_Written problem:_
Give the listing below again in full, exactly as written.

_Stored data:_
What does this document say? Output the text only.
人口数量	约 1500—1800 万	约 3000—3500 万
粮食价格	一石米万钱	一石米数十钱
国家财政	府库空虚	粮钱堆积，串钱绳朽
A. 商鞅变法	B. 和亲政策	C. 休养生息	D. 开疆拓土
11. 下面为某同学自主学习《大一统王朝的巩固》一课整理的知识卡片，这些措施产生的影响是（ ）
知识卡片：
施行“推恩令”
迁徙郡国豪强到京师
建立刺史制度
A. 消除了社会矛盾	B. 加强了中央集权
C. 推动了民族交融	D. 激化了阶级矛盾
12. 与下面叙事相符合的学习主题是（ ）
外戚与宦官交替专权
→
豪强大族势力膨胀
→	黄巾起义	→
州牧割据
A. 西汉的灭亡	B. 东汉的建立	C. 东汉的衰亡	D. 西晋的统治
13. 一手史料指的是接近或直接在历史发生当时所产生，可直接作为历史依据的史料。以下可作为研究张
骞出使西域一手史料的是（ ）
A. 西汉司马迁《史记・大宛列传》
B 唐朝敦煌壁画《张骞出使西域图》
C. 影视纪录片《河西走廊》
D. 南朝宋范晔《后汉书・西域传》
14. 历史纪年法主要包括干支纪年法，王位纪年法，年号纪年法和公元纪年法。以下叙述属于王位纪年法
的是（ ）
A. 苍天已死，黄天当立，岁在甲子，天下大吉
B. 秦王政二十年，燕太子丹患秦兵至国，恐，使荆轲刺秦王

_Result:_
What does this document say? Output the text only.
人口数量	约 1500—1800 万	约 3000—3500 万
粮食价格	一石米万钱	一石米数十钱
国家财政	府库空虚	粮钱堆积，串钱绳朽
A. 商鞅变法	B. 和亲政策	C. 休养生息	D. 开疆拓土
11. 下面为某同学自主学习《大一统王朝的巩固》一课整理的知识卡片，这些措施产生的影响是（ ）
知识卡片：
施行“推恩令”
迁徙郡国豪强到京师
建立刺史制度
A. 消除了社会矛盾	B. 加强了中央集权
C. 推动了民族交融	D. 激化了阶级矛盾
12. 与下面叙事相符合的学习主题是（ ）
外戚与宦官交替专权
→
豪强大族势力膨胀
→	黄巾起义	→
州牧割据
A. 西汉的灭亡	B. 东汉的建立	C. 东汉的衰亡	D. 西晋的统治
13. 一手史料指的是接近或直接在历史发生当时所产生，可直接作为历史依据的史料。以下可作为研究张
骞出使西域一手史料的是（ ）
A. 西汉司马迁《史记・大宛列传》
B 唐朝敦煌壁画《张骞出使西域图》
C. 影视纪录片《河西走廊》
D. 南朝宋范晔《后汉书・西域传》
14. 历史纪年法主要包括干支纪年法，王位纪年法，年号纪年法和公元纪年法。以下叙述属于王位纪年法
的是（ ）
A. 苍天已死，黄天当立，岁在甲子，天下大吉
B. 秦王政二十年，燕太子丹患秦兵至国，恐，使荆轲刺秦王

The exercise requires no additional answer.